##### Records for the task #####
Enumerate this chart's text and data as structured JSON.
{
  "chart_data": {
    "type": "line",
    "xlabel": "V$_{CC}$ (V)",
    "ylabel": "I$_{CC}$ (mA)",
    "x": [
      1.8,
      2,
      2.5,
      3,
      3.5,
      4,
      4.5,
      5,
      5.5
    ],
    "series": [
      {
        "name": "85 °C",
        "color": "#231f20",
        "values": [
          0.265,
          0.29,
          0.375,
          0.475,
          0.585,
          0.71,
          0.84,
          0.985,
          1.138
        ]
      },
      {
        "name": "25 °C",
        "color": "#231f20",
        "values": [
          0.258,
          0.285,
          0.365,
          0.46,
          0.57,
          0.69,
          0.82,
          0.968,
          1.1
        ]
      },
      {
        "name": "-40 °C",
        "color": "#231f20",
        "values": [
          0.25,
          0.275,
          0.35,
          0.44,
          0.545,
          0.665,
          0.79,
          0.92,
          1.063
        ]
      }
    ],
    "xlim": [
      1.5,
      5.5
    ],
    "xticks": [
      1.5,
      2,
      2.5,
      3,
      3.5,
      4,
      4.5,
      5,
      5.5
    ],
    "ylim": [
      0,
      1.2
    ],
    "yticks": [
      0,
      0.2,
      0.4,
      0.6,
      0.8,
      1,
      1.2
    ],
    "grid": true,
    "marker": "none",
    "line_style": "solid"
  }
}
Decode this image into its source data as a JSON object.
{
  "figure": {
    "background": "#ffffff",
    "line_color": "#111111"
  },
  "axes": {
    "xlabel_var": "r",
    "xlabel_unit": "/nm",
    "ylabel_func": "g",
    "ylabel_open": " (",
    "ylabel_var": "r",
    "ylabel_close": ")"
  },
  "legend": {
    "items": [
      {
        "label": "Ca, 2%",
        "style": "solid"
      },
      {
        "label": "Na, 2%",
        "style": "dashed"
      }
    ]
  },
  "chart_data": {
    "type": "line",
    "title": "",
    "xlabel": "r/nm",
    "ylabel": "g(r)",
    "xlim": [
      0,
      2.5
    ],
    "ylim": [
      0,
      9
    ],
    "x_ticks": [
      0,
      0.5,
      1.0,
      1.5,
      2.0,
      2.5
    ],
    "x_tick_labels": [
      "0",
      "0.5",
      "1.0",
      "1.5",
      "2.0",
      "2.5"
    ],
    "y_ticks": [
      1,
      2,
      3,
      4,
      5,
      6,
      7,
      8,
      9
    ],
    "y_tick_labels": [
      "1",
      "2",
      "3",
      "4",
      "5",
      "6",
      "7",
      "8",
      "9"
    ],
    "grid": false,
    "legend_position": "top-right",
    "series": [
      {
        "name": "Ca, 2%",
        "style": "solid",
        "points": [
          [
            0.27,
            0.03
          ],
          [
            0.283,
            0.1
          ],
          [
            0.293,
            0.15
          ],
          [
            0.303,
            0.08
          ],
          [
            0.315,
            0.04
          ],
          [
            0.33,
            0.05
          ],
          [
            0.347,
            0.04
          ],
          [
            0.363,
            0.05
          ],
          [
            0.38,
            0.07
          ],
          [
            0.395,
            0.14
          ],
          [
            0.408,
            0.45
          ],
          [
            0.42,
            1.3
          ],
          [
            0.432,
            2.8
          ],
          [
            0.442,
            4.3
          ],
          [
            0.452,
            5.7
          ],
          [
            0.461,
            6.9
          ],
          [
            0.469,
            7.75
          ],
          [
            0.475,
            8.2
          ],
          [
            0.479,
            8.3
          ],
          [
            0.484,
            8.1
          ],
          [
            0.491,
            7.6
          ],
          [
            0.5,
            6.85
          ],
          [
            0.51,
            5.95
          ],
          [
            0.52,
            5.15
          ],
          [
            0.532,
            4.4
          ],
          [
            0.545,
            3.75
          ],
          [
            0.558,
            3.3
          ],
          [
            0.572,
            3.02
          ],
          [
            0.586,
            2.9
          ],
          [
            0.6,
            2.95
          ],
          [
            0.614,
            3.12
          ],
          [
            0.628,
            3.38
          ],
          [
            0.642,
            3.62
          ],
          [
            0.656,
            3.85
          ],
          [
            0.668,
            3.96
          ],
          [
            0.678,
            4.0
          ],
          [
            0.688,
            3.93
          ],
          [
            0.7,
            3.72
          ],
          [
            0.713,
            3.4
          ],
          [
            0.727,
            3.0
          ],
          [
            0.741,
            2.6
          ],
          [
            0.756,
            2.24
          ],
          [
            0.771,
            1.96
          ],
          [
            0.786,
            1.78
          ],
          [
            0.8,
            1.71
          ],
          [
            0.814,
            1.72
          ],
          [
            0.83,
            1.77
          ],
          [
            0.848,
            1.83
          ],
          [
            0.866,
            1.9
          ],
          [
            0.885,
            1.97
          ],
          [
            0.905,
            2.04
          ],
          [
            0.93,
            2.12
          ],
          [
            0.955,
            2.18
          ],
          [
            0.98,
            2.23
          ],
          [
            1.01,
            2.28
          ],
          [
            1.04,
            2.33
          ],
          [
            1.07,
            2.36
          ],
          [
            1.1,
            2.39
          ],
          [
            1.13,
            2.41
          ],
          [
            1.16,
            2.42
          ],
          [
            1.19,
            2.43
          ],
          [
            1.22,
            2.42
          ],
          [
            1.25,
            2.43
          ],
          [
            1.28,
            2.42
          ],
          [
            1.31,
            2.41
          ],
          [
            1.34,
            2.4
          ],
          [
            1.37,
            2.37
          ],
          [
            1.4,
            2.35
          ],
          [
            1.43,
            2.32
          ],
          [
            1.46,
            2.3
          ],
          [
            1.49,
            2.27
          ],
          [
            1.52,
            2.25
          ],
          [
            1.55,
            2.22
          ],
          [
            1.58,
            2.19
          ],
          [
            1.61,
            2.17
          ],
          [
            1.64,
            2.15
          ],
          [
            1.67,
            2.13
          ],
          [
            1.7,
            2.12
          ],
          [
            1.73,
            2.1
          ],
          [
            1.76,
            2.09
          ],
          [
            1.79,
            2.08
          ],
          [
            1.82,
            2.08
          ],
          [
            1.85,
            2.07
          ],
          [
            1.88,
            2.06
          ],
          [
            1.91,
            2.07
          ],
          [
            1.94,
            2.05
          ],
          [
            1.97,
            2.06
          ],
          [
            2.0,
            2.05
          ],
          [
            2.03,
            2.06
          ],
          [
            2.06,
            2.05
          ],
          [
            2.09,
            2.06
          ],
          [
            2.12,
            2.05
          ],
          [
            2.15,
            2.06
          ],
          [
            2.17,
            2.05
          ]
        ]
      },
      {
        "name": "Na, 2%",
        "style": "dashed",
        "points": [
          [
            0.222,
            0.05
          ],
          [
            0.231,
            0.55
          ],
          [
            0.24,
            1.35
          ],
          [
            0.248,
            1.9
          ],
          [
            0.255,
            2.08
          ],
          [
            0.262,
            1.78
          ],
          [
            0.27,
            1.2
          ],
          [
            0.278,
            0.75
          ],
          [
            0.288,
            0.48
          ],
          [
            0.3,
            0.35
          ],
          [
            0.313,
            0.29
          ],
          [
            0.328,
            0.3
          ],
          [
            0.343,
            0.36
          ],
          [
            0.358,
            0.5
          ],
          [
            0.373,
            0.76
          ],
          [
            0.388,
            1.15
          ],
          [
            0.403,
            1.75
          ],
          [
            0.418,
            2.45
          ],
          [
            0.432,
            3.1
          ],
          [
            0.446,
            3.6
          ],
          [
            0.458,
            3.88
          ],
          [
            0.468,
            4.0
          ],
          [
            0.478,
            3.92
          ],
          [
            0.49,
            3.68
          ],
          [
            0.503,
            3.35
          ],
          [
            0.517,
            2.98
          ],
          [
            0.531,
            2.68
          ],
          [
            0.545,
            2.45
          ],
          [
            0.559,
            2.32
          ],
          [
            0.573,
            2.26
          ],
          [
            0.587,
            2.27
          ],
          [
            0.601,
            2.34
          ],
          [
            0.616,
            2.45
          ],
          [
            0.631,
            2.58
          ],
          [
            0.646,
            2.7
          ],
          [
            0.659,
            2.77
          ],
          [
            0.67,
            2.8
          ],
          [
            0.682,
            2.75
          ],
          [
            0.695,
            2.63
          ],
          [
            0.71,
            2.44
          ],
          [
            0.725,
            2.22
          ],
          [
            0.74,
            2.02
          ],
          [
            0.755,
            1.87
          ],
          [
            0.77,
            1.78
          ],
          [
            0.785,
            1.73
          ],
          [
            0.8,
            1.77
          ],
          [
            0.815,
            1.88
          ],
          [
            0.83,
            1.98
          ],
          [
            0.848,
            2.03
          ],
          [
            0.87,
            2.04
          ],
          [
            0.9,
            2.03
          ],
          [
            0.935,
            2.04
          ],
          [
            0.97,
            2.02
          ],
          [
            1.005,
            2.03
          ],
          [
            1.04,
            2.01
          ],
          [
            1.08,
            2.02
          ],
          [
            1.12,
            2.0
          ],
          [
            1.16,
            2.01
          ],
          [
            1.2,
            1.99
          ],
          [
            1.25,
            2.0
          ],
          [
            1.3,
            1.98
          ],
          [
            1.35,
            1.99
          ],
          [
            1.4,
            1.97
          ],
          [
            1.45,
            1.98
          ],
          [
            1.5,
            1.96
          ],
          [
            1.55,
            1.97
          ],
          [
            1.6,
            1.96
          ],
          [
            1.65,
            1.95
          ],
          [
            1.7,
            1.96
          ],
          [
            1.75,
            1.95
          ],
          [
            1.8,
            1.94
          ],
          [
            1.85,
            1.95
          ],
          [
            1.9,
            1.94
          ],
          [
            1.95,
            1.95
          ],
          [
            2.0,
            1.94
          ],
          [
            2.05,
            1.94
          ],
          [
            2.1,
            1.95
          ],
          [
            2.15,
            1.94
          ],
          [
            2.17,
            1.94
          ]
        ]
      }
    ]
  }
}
#####
Work to be completed:
Give the number of lines in the entries above that include the string "name". No other output is expected.

Response:
5